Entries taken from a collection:

------------

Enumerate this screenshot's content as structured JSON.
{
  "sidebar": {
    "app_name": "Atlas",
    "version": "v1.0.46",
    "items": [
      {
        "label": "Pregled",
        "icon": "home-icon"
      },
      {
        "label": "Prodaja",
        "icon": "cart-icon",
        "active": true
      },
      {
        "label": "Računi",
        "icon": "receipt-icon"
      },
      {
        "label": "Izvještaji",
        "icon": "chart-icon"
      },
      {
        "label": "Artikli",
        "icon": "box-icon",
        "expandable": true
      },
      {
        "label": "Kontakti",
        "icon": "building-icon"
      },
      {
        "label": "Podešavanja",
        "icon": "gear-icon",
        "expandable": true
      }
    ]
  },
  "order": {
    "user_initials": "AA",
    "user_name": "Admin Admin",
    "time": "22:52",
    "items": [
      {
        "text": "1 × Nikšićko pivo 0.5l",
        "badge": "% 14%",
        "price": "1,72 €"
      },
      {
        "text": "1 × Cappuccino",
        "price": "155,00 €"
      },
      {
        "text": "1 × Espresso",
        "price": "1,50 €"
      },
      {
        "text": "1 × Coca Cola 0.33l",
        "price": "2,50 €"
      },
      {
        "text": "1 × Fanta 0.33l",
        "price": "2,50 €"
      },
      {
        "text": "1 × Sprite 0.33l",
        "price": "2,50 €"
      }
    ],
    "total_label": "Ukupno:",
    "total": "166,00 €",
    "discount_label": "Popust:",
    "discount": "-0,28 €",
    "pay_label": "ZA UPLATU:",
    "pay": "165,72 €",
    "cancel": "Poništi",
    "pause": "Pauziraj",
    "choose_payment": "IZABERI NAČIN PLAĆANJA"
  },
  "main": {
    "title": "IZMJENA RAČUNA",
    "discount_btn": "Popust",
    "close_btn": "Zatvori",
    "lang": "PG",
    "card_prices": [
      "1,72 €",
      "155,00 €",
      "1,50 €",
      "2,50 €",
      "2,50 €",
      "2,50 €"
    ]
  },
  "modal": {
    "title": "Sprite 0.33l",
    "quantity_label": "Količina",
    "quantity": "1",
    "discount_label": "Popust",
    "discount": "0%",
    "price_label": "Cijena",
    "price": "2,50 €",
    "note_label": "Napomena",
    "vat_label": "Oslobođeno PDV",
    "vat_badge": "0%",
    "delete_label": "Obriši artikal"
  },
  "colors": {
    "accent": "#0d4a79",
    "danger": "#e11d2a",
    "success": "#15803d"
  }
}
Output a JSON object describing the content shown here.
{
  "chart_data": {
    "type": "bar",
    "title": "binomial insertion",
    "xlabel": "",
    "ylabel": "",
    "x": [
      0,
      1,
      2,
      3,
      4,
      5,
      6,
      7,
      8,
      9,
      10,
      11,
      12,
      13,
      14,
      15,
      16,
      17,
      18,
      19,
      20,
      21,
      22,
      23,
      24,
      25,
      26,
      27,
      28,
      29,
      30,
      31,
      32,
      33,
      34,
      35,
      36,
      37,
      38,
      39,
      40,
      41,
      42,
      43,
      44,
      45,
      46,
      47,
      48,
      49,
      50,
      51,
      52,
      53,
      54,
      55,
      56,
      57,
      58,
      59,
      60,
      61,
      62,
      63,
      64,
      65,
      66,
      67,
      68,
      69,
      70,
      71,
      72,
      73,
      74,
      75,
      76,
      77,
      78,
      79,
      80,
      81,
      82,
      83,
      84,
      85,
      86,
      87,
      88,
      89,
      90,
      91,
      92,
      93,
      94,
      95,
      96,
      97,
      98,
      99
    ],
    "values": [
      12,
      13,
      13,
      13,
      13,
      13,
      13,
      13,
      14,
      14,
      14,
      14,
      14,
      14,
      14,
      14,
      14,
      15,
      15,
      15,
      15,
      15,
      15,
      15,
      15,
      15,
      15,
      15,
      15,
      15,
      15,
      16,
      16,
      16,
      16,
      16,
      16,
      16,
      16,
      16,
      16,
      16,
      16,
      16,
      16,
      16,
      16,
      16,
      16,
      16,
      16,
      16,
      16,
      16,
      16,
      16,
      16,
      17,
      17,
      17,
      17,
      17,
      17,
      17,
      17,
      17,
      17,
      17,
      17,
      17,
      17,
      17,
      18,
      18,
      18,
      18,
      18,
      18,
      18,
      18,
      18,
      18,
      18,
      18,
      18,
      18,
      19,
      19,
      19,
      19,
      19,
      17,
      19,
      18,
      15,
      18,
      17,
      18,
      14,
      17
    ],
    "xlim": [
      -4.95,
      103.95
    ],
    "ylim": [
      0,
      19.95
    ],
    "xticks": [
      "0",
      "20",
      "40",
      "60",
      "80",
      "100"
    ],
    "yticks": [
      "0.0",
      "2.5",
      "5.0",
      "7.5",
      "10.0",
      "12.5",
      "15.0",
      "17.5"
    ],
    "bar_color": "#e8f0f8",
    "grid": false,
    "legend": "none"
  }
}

------------

## EXERCISE AIM
Copy out all of the records shown above exactly.

## THE OUTPUT
Enumerate this screenshot's content as structured JSON.
{
  "sidebar": {
    "app_name": "Atlas",
    "version": "v1.0.46",
    "items": [
      {
        "label": "Pregled",
        "icon": "home-icon"
      },
      {
        "label": "Prodaja",
        "icon": "cart-icon",
        "active": true
      },
      {
        "label": "Računi",
        "icon": "receipt-icon"
      },
      {
        "label": "Izvještaji",
        "icon": "chart-icon"
      },
      {
        "label": "Artikli",
        "icon": "box-icon",
        "expandable": true
      },
      {
        "label": "Kontakti",
        "icon": "building-icon"
      },
      {
        "label": "Podešavanja",
        "icon": "gear-icon",
        "expandable": true
      }
    ]
  },
  "order": {
    "user_initials": "AA",
    "user_name": "Admin Admin",
    "time": "22:52",
    "items": [
      {
        "text": "1 × Nikšićko pivo 0.5l",
        "badge": "% 14%",
        "price": "1,72 €"
      },
      {
        "text": "1 × Cappuccino",
        "price": "155,00 €"
      },
      {
        "text": "1 × Espresso",
        "price": "1,50 €"
      },
      {
        "text": "1 × Coca Cola 0.33l",
        "price": "2,50 €"
      },
      {
        "text": "1 × Fanta 0.33l",
        "price": "2,50 €"
      },
      {
        "text": "1 × Sprite 0.33l",
        "price": "2,50 €"
      }
    ],
    "total_label": "Ukupno:",
    "total": "166,00 €",
    "discount_label": "Popust:",
    "discount": "-0,28 €",
    "pay_label": "ZA UPLATU:",
    "pay": "165,72 €",
    "cancel": "Poništi",
    "pause": "Pauziraj",
    "choose_payment": "IZABERI NAČIN PLAĆANJA"
  },
  "main": {
    "title": "IZMJENA RAČUNA",
    "discount_btn": "Popust",
    "close_btn": "Zatvori",
    "lang": "PG",
    "card_prices": [
      "1,72 €",
      "155,00 €",
      "1,50 €",
      "2,50 €",
      "2,50 €",
      "2,50 €"
    ]
  },
  "modal": {
    "title": "Sprite 0.33l",
    "quantity_label": "Količina",
    "quantity": "1",
    "discount_label": "Popust",
    "discount": "0%",
    "price_label": "Cijena",
    "price": "2,50 €",
    "note_label": "Napomena",
    "vat_label": "Oslobođeno PDV",
    "vat_badge": "0%",
    "delete_label": "Obriši artikal"
  },
  "colors": {
    "accent": "#0d4a79",
    "danger": "#e11d2a",
    "success": "#15803d"
  }
}
Output a JSON object describing the content shown here.
{
  "chart_data": {
    "type": "bar",
    "title": "binomial insertion",
    "xlabel": "",
    "ylabel": "",
    "x": [
      0,
      1,
      2,
      3,
      4,
      5,
      6,
      7,
      8,
      9,
      10,
      11,
      12,
      13,
      14,
      15,
      16,
      17,
      18,
      19,
      20,
      21,
      22,
      23,
      24,
      25,
      26,
      27,
      28,
      29,
      30,
      31,
      32,
      33,
      34,
      35,
      36,
      37,
      38,
      39,
      40,
      41,
      42,
      43,
      44,
      45,
      46,
      47,
      48,
      49,
      50,
      51,
      52,
      53,
      54,
      55,
      56,
      57,
      58,
      59,
      60,
      61,
      62,
      63,
      64,
      65,
      66,
      67,
      68,
      69,
      70,
      71,
      72,
      73,
      74,
      75,
      76,
      77,
      78,
      79,
      80,
      81,
      82,
      83,
      84,
      85,
      86,
      87,
      88,
      89,
      90,
      91,
      92,
      93,
      94,
      95,
      96,
      97,
      98,
      99
    ],
    "values": [
      12,
      13,
      13,
      13,
      13,
      13,
      13,
      13,
      14,
      14,
      14,
      14,
      14,
      14,
      14,
      14,
      14,
      15,
      15,
      15,
      15,
      15,
      15,
      15,
      15,
      15,
      15,
      15,
      15,
      15,
      15,
      16,
      16,
      16,
      16,
      16,
      16,
      16,
      16,
      16,
      16,
      16,
      16,
      16,
      16,
      16,
      16,
      16,
      16,
      16,
      16,
      16,
      16,
      16,
      16,
      16,
      16,
      17,
      17,
      17,
      17,
      17,
      17,
      17,
      17,
      17,
      17,
      17,
      17,
      17,
      17,
      17,
      18,
      18,
      18,
      18,
      18,
      18,
      18,
      18,
      18,
      18,
      18,
      18,
      18,
      18,
      19,
      19,
      19,
      19,
      19,
      17,
      19,
      18,
      15,
      18,
      17,
      18,
      14,
      17
    ],
    "xlim": [
      -4.95,
      103.95
    ],
    "ylim": [
      0,
      19.95
    ],
    "xticks": [
      "0",
      "20",
      "40",
      "60",
      "80",
      "100"
    ],
    "yticks": [
      "0.0",
      "2.5",
      "5.0",
      "7.5",
      "10.0",
      "12.5",
      "15.0",
      "17.5"
    ],
    "bar_color": "#e8f0f8",
    "grid": false,
    "legend": "none"
  }
}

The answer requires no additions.